» **STATED PROBLEM**: In the material below, find each line holding the string "blízkosti" and copy it.

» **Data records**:
--- Start ---

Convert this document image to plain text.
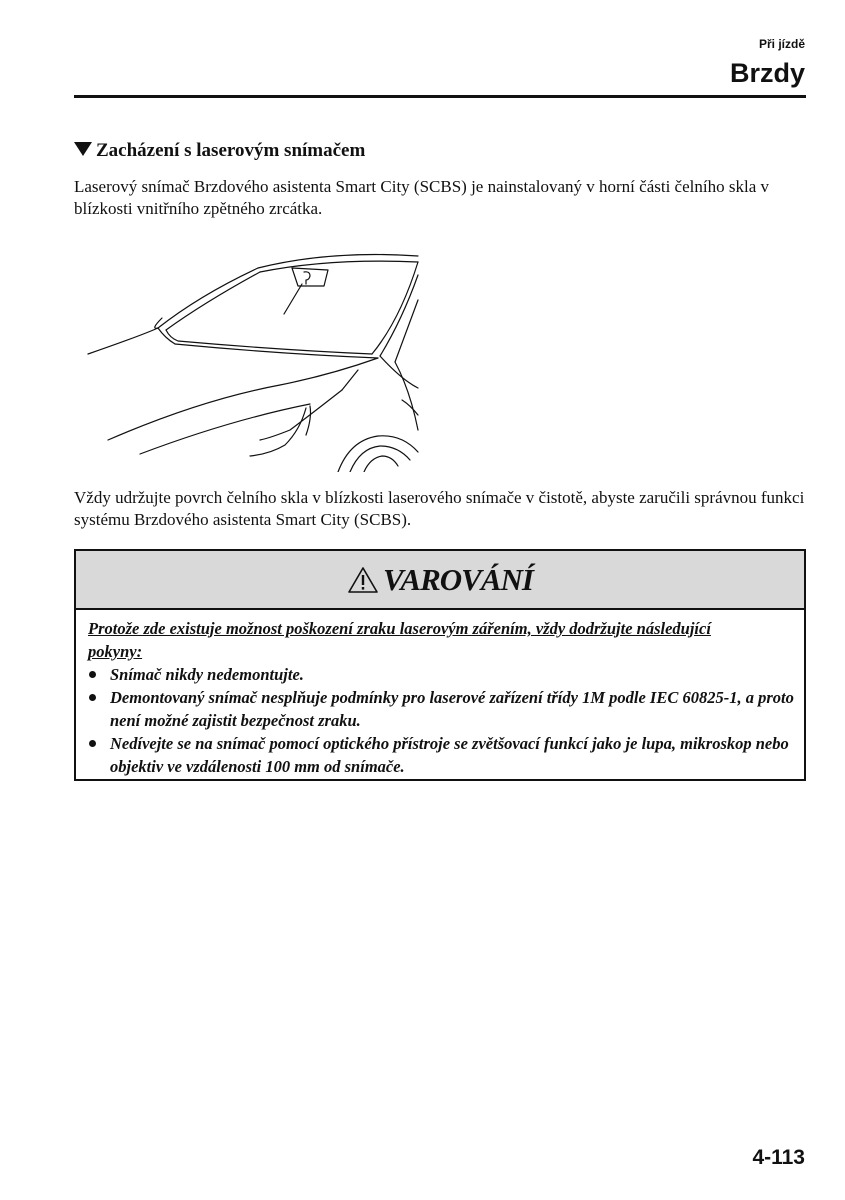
Při jízdě
Brzdy
Zacházení s laserovým snímačem
Laserový snímač Brzdového asistenta Smart City (SCBS) je nainstalovaný v horní části čelního skla v blízkosti vnitřního zpětného zrcátka.
Vždy udržujte povrch čelního skla v blízkosti laserového snímače v čistotě, abyste zaručili správnou funkci systému Brzdového asistenta Smart City (SCBS).
VAROVÁNÍ
Protože zde existuje možnost poškození zraku laserovým zářením, vždy dodržujte následující pokyny:
Snímač nikdy nedemontujte.
Demontovaný snímač nesplňuje podmínky pro laserové zařízení třídy 1M podle IEC 60825-1, a proto není možné zajistit bezpečnost zraku.
Nedívejte se na snímač pomocí optického přístroje se zvětšovací funkcí jako je lupa, mikroskop nebo objektiv ve vzdálenosti 100 mm od snímače.
4-113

--- End ---

» **RESPONSE BELOW**:
Laserový snímač Brzdového asistenta Smart City (SCBS) je nainstalovaný v horní části čelního skla v blízkosti vnitřního zpětného zrcátka.
Vždy udržujte povrch čelního skla v blízkosti laserového snímače v čistotě, abyste zaručili správnou funkci systému Brzdového asistenta Smart City (SCBS).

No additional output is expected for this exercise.